Extracted data entries —
▽

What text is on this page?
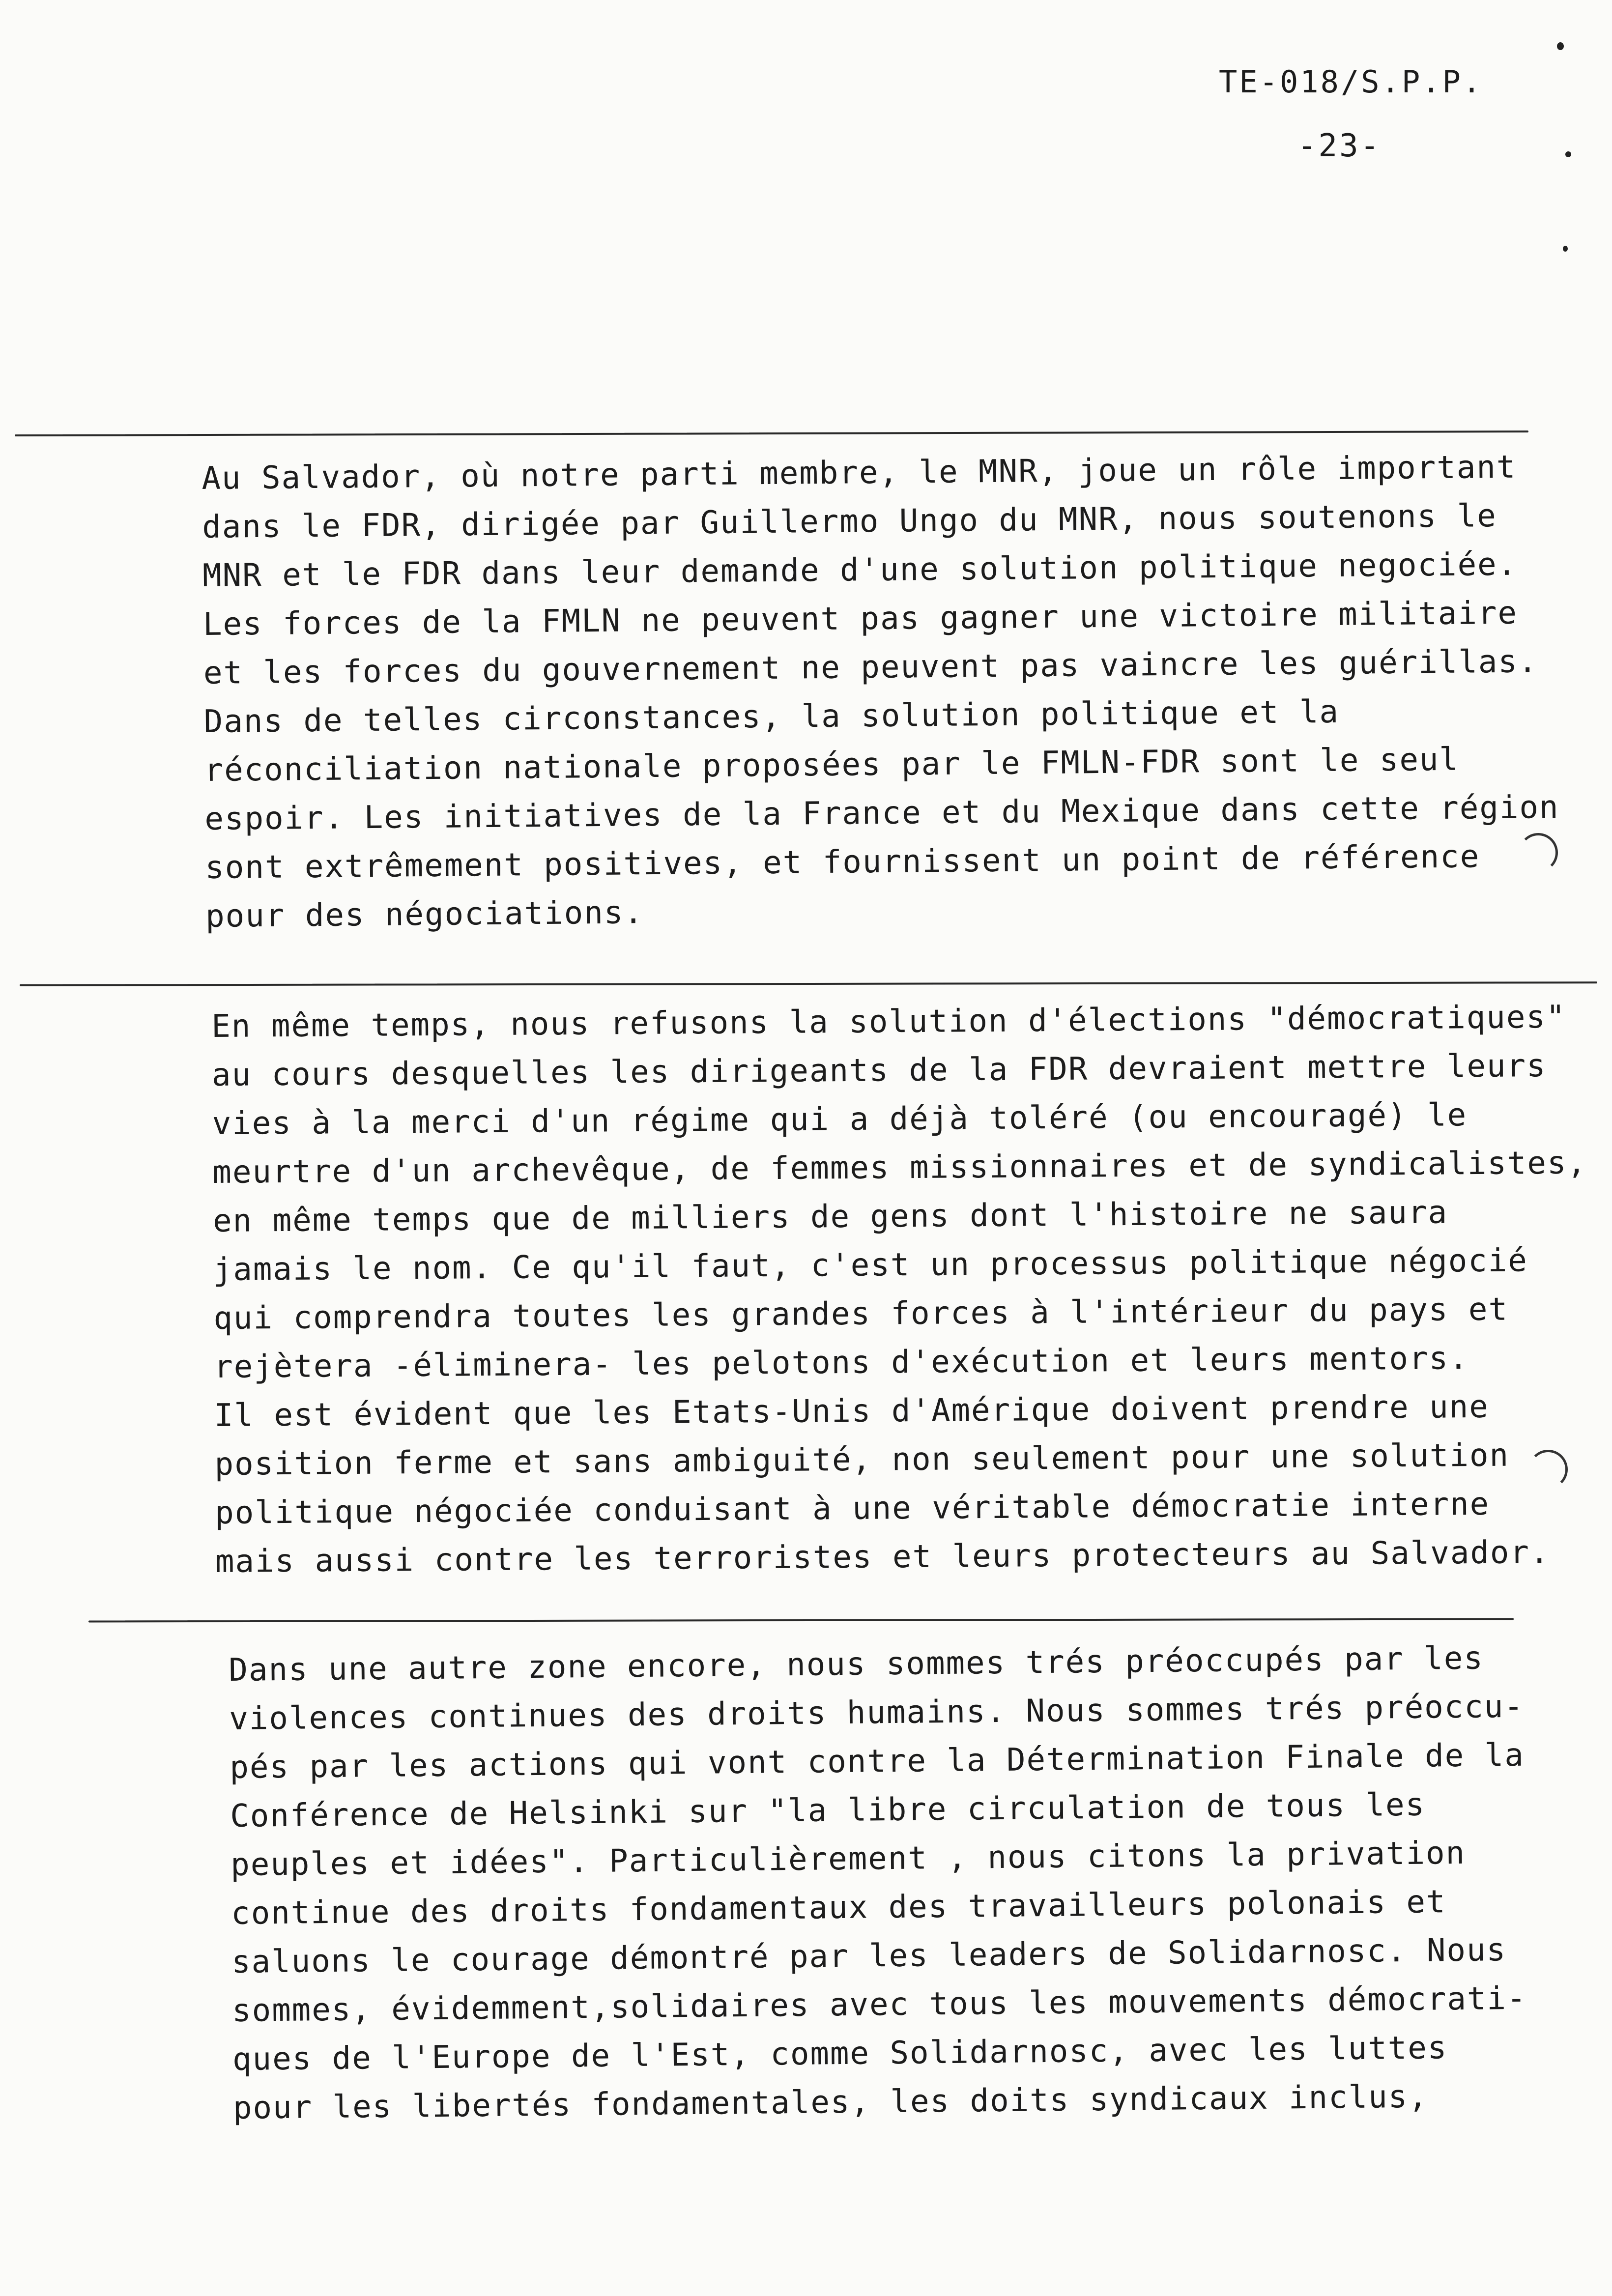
TE-018/S.P.P.
-23-
Au Salvador, où notre parti membre, le MNR, joue un rôle important
dans le FDR, dirigée par Guillermo Ungo du MNR, nous soutenons le
MNR et le FDR dans leur demande d'une solution politique negociée.
Les forces de la FMLN ne peuvent pas gagner une victoire militaire
et les forces du gouvernement ne peuvent pas vaincre les guérillas.
Dans de telles circonstances, la solution politique et la
réconciliation nationale proposées par le FMLN-FDR sont le seul
espoir. Les initiatives de la France et du Mexique dans cette région
sont extrêmement positives, et fournissent un point de référence
pour des négociations.
En même temps, nous refusons la solution d'élections "démocratiques"
au cours desquelles les dirigeants de la FDR devraient mettre leurs
vies à la merci d'un régime qui a déjà toléré (ou encouragé) le
meurtre d'un archevêque, de femmes missionnaires et de syndicalistes,
en même temps que de milliers de gens dont l'histoire ne saura
jamais le nom. Ce qu'il faut, c'est un processus politique négocié
qui comprendra toutes les grandes forces à l'intérieur du pays et
rejètera -éliminera- les pelotons d'exécution et leurs mentors.
Il est évident que les Etats-Unis d'Amérique doivent prendre une
position ferme et sans ambiguité, non seulement pour une solution
politique négociée conduisant à une véritable démocratie interne
mais aussi contre les terroristes et leurs protecteurs au Salvador.
Dans une autre zone encore, nous sommes trés préoccupés par les
violences continues des droits humains. Nous sommes trés préoccu-
pés par les actions qui vont contre la Détermination Finale de la
Conférence de Helsinki sur "la libre circulation de tous les
peuples et idées". Particulièrement , nous citons la privation
continue des droits fondamentaux des travailleurs polonais et
saluons le courage démontré par les leaders de Solidarnosc. Nous
sommes, évidemment,solidaires avec tous les mouvements démocrati-
ques de l'Europe de l'Est, comme Solidarnosc, avec les luttes
pour les libertés fondamentales, les doits syndicaux inclus,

△

Goal — Print the complete listing exactly as it stands, without its pictures.

Answer to this exercise —
What text is on this page?
TE-018/S.P.P.
-23-
Au Salvador, où notre parti membre, le MNR, joue un rôle important
dans le FDR, dirigée par Guillermo Ungo du MNR, nous soutenons le
MNR et le FDR dans leur demande d'une solution politique negociée.
Les forces de la FMLN ne peuvent pas gagner une victoire militaire
et les forces du gouvernement ne peuvent pas vaincre les guérillas.
Dans de telles circonstances, la solution politique et la
réconciliation nationale proposées par le FMLN-FDR sont le seul
espoir. Les initiatives de la France et du Mexique dans cette région
sont extrêmement positives, et fournissent un point de référence
pour des négociations.
En même temps, nous refusons la solution d'élections "démocratiques"
au cours desquelles les dirigeants de la FDR devraient mettre leurs
vies à la merci d'un régime qui a déjà toléré (ou encouragé) le
meurtre d'un archevêque, de femmes missionnaires et de syndicalistes,
en même temps que de milliers de gens dont l'histoire ne saura
jamais le nom. Ce qu'il faut, c'est un processus politique négocié
qui comprendra toutes les grandes forces à l'intérieur du pays et
rejètera -éliminera- les pelotons d'exécution et leurs mentors.
Il est évident que les Etats-Unis d'Amérique doivent prendre une
position ferme et sans ambiguité, non seulement pour une solution
politique négociée conduisant à une véritable démocratie interne
mais aussi contre les terroristes et leurs protecteurs au Salvador.
Dans une autre zone encore, nous sommes trés préoccupés par les
violences continues des droits humains. Nous sommes trés préoccu-
pés par les actions qui vont contre la Détermination Finale de la
Conférence de Helsinki sur "la libre circulation de tous les
peuples et idées". Particulièrement , nous citons la privation
continue des droits fondamentaux des travailleurs polonais et
saluons le courage démontré par les leaders de Solidarnosc. Nous
sommes, évidemment,solidaires avec tous les mouvements démocrati-
ques de l'Europe de l'Est, comme Solidarnosc, avec les luttes
pour les libertés fondamentales, les doits syndicaux inclus,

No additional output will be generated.